▶ _Problem statement_
Copy out the listing that follows, exact in every word, and skip the images.
════════
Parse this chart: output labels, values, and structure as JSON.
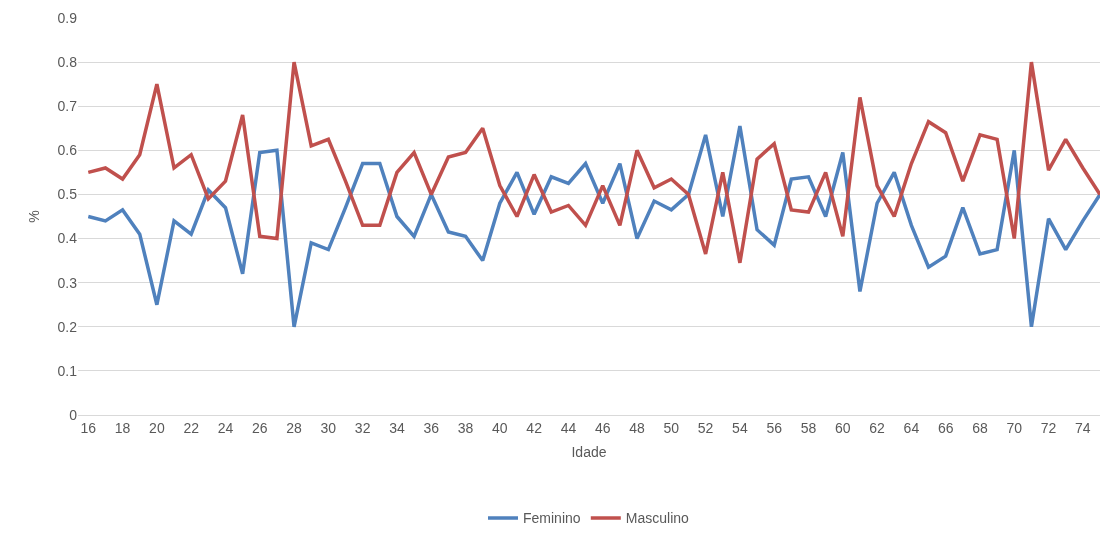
{
  "chart_data": {
    "type": "line",
    "xlabel": "Idade",
    "ylabel": "%",
    "x": [
      16,
      17,
      18,
      19,
      20,
      21,
      22,
      23,
      24,
      25,
      26,
      27,
      28,
      29,
      30,
      31,
      32,
      33,
      34,
      35,
      36,
      37,
      38,
      39,
      40,
      41,
      42,
      43,
      44,
      45,
      46,
      47,
      48,
      49,
      50,
      51,
      52,
      53,
      54,
      55,
      56,
      57,
      58,
      59,
      60,
      61,
      62,
      63,
      64,
      65,
      66,
      67,
      68,
      69,
      70,
      71,
      72,
      73,
      74,
      75
    ],
    "series": [
      {
        "name": "Feminino",
        "color": "#4f81bd",
        "values": [
          0.45,
          0.44,
          0.465,
          0.41,
          0.25,
          0.44,
          0.41,
          0.51,
          0.47,
          0.32,
          0.595,
          0.6,
          0.2,
          0.39,
          0.375,
          0.47,
          0.57,
          0.57,
          0.45,
          0.405,
          0.5,
          0.415,
          0.405,
          0.35,
          0.48,
          0.55,
          0.455,
          0.54,
          0.525,
          0.57,
          0.48,
          0.57,
          0.4,
          0.485,
          0.465,
          0.5,
          0.635,
          0.45,
          0.655,
          0.42,
          0.385,
          0.535,
          0.54,
          0.45,
          0.595,
          0.28,
          0.48,
          0.55,
          0.43,
          0.335,
          0.36,
          0.47,
          0.365,
          0.375,
          0.6,
          0.2,
          0.445,
          0.375,
          0.44,
          0.5
        ]
      },
      {
        "name": "Masculino",
        "color": "#c0504d",
        "values": [
          0.55,
          0.56,
          0.535,
          0.59,
          0.75,
          0.56,
          0.59,
          0.49,
          0.53,
          0.68,
          0.405,
          0.4,
          0.8,
          0.61,
          0.625,
          0.53,
          0.43,
          0.43,
          0.55,
          0.595,
          0.5,
          0.585,
          0.595,
          0.65,
          0.52,
          0.45,
          0.545,
          0.46,
          0.475,
          0.43,
          0.52,
          0.43,
          0.6,
          0.515,
          0.535,
          0.5,
          0.365,
          0.55,
          0.345,
          0.58,
          0.615,
          0.465,
          0.46,
          0.55,
          0.405,
          0.72,
          0.52,
          0.45,
          0.57,
          0.665,
          0.64,
          0.53,
          0.635,
          0.625,
          0.4,
          0.8,
          0.555,
          0.625,
          0.56,
          0.5
        ]
      }
    ],
    "xlim": [
      15.4,
      75
    ],
    "xticks": [
      16,
      18,
      20,
      22,
      24,
      26,
      28,
      30,
      32,
      34,
      36,
      38,
      40,
      42,
      44,
      46,
      48,
      50,
      52,
      54,
      56,
      58,
      60,
      62,
      64,
      66,
      68,
      70,
      72,
      74
    ],
    "ylim": [
      0,
      0.9
    ],
    "yticks": [
      0,
      0.1,
      0.2,
      0.3,
      0.4,
      0.5,
      0.6,
      0.7,
      0.8,
      0.9
    ],
    "grid": "y",
    "legend": "bottom",
    "marker": "none",
    "line_style": "solid"
  }
}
════════
▶ _Task response_
Parse this chart: output labels, values, and structure as JSON.
{
  "chart_data": {
    "type": "line",
    "xlabel": "Idade",
    "ylabel": "%",
    "x": [
      16,
      17,
      18,
      19,
      20,
      21,
      22,
      23,
      24,
      25,
      26,
      27,
      28,
      29,
      30,
      31,
      32,
      33,
      34,
      35,
      36,
      37,
      38,
      39,
      40,
      41,
      42,
      43,
      44,
      45,
      46,
      47,
      48,
      49,
      50,
      51,
      52,
      53,
      54,
      55,
      56,
      57,
      58,
      59,
      60,
      61,
      62,
      63,
      64,
      65,
      66,
      67,
      68,
      69,
      70,
      71,
      72,
      73,
      74,
      75
    ],
    "series": [
      {
        "name": "Feminino",
        "color": "#4f81bd",
        "values": [
          0.45,
          0.44,
          0.465,
          0.41,
          0.25,
          0.44,
          0.41,
          0.51,
          0.47,
          0.32,
          0.595,
          0.6,
          0.2,
          0.39,
          0.375,
          0.47,
          0.57,
          0.57,
          0.45,
          0.405,
          0.5,
          0.415,
          0.405,
          0.35,
          0.48,
          0.55,
          0.455,
          0.54,
          0.525,
          0.57,
          0.48,
          0.57,
          0.4,
          0.485,
          0.465,
          0.5,
          0.635,
          0.45,
          0.655,
          0.42,
          0.385,
          0.535,
          0.54,
          0.45,
          0.595,
          0.28,
          0.48,
          0.55,
          0.43,
          0.335,
          0.36,
          0.47,
          0.365,
          0.375,
          0.6,
          0.2,
          0.445,
          0.375,
          0.44,
          0.5
        ]
      },
      {
        "name": "Masculino",
        "color": "#c0504d",
        "values": [
          0.55,
          0.56,
          0.535,
          0.59,
          0.75,
          0.56,
          0.59,
          0.49,
          0.53,
          0.68,
          0.405,
          0.4,
          0.8,
          0.61,
          0.625,
          0.53,
          0.43,
          0.43,
          0.55,
          0.595,
          0.5,
          0.585,
          0.595,
          0.65,
          0.52,
          0.45,
          0.545,
          0.46,
          0.475,
          0.43,
          0.52,
          0.43,
          0.6,
          0.515,
          0.535,
          0.5,
          0.365,
          0.55,
          0.345,
          0.58,
          0.615,
          0.465,
          0.46,
          0.55,
          0.405,
          0.72,
          0.52,
          0.45,
          0.57,
          0.665,
          0.64,
          0.53,
          0.635,
          0.625,
          0.4,
          0.8,
          0.555,
          0.625,
          0.56,
          0.5
        ]
      }
    ],
    "xlim": [
      15.4,
      75
    ],
    "xticks": [
      16,
      18,
      20,
      22,
      24,
      26,
      28,
      30,
      32,
      34,
      36,
      38,
      40,
      42,
      44,
      46,
      48,
      50,
      52,
      54,
      56,
      58,
      60,
      62,
      64,
      66,
      68,
      70,
      72,
      74
    ],
    "ylim": [
      0,
      0.9
    ],
    "yticks": [
      0,
      0.1,
      0.2,
      0.3,
      0.4,
      0.5,
      0.6,
      0.7,
      0.8,
      0.9
    ],
    "grid": "y",
    "legend": "bottom",
    "marker": "none",
    "line_style": "solid"
  }
}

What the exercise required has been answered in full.